> _Short exercise_
Exactly reproduce each entry, leaving out nothing.

> _Records shown_
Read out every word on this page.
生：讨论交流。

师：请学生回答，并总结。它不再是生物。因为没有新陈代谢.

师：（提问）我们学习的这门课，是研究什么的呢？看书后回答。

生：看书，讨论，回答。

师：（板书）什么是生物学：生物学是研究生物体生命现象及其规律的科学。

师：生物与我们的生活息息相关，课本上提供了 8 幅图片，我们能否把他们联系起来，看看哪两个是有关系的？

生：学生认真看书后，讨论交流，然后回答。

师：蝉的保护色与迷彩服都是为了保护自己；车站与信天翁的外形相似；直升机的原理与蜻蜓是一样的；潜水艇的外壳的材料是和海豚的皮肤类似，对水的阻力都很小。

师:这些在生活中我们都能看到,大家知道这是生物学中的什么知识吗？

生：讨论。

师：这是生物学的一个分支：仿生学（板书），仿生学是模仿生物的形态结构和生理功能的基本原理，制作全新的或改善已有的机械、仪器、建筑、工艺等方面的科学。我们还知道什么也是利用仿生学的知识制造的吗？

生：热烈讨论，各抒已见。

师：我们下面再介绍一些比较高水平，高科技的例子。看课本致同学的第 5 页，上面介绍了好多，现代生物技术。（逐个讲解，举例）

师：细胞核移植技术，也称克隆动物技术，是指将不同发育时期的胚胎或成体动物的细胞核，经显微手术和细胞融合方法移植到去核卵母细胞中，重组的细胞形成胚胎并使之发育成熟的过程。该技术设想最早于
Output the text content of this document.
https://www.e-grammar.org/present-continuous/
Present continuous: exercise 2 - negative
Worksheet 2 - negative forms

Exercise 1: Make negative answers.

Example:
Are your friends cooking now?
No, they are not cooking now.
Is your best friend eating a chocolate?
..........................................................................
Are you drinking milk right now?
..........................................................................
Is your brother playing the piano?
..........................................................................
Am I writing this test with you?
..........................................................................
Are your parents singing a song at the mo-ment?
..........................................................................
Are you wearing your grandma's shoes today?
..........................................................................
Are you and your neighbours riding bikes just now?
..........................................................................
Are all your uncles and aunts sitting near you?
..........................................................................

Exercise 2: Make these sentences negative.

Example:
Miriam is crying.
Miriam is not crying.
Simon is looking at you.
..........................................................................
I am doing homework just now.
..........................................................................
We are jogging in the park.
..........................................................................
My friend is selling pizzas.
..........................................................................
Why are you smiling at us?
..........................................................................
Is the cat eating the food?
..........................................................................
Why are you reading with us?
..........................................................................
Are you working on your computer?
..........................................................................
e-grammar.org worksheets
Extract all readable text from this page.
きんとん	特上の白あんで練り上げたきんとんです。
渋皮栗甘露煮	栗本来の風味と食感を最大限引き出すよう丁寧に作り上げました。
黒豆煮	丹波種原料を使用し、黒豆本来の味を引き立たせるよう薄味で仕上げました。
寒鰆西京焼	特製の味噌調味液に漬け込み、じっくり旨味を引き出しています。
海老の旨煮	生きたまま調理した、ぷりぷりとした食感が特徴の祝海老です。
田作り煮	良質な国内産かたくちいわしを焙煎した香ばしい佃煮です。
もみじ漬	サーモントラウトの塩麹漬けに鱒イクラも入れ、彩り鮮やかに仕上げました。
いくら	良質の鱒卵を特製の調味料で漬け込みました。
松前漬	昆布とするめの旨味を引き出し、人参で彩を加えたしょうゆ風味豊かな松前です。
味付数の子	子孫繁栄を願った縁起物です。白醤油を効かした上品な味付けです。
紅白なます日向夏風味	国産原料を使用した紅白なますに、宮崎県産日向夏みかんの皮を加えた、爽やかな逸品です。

> _Output of the task_
Read out every word on this page.
生：讨论交流。

师：请学生回答，并总结。它不再是生物。因为没有新陈代谢.

师：（提问）我们学习的这门课，是研究什么的呢？看书后回答。

生：看书，讨论，回答。

师：（板书）什么是生物学：生物学是研究生物体生命现象及其规律的科学。

师：生物与我们的生活息息相关，课本上提供了 8 幅图片，我们能否把他们联系起来，看看哪两个是有关系的？

生：学生认真看书后，讨论交流，然后回答。

师：蝉的保护色与迷彩服都是为了保护自己；车站与信天翁的外形相似；直升机的原理与蜻蜓是一样的；潜水艇的外壳的材料是和海豚的皮肤类似，对水的阻力都很小。

师:这些在生活中我们都能看到,大家知道这是生物学中的什么知识吗？

生：讨论。

师：这是生物学的一个分支：仿生学（板书），仿生学是模仿生物的形态结构和生理功能的基本原理，制作全新的或改善已有的机械、仪器、建筑、工艺等方面的科学。我们还知道什么也是利用仿生学的知识制造的吗？

生：热烈讨论，各抒已见。

师：我们下面再介绍一些比较高水平，高科技的例子。看课本致同学的第 5 页，上面介绍了好多，现代生物技术。（逐个讲解，举例）

师：细胞核移植技术，也称克隆动物技术，是指将不同发育时期的胚胎或成体动物的细胞核，经显微手术和细胞融合方法移植到去核卵母细胞中，重组的细胞形成胚胎并使之发育成熟的过程。该技术设想最早于
Output the text content of this document.
https://www.e-grammar.org/present-continuous/
Present continuous: exercise 2 - negative
Worksheet 2 - negative forms

Exercise 1: Make negative answers.

Example:
Are your friends cooking now?
No, they are not cooking now.
Is your best friend eating a chocolate?
..........................................................................
Are you drinking milk right now?
..........................................................................
Is your brother playing the piano?
..........................................................................
Am I writing this test with you?
..........................................................................
Are your parents singing a song at the mo-ment?
..........................................................................
Are you wearing your grandma's shoes today?
..........................................................................
Are you and your neighbours riding bikes just now?
..........................................................................
Are all your uncles and aunts sitting near you?
..........................................................................

Exercise 2: Make these sentences negative.

Example:
Miriam is crying.
Miriam is not crying.
Simon is looking at you.
..........................................................................
I am doing homework just now.
..........................................................................
We are jogging in the park.
..........................................................................
My friend is selling pizzas.
..........................................................................
Why are you smiling at us?
..........................................................................
Is the cat eating the food?
..........................................................................
Why are you reading with us?
..........................................................................
Are you working on your computer?
..........................................................................
e-grammar.org worksheets
Extract all readable text from this page.
きんとん	特上の白あんで練り上げたきんとんです。
渋皮栗甘露煮	栗本来の風味と食感を最大限引き出すよう丁寧に作り上げました。
黒豆煮	丹波種原料を使用し、黒豆本来の味を引き立たせるよう薄味で仕上げました。
寒鰆西京焼	特製の味噌調味液に漬け込み、じっくり旨味を引き出しています。
海老の旨煮	生きたまま調理した、ぷりぷりとした食感が特徴の祝海老です。
田作り煮	良質な国内産かたくちいわしを焙煎した香ばしい佃煮です。
もみじ漬	サーモントラウトの塩麹漬けに鱒イクラも入れ、彩り鮮やかに仕上げました。
いくら	良質の鱒卵を特製の調味料で漬け込みました。
松前漬	昆布とするめの旨味を引き出し、人参で彩を加えたしょうゆ風味豊かな松前です。
味付数の子	子孫繁栄を願った縁起物です。白醤油を効かした上品な味付けです。
紅白なます日向夏風味	国産原料を使用した紅白なますに、宮崎県産日向夏みかんの皮を加えた、爽やかな逸品です。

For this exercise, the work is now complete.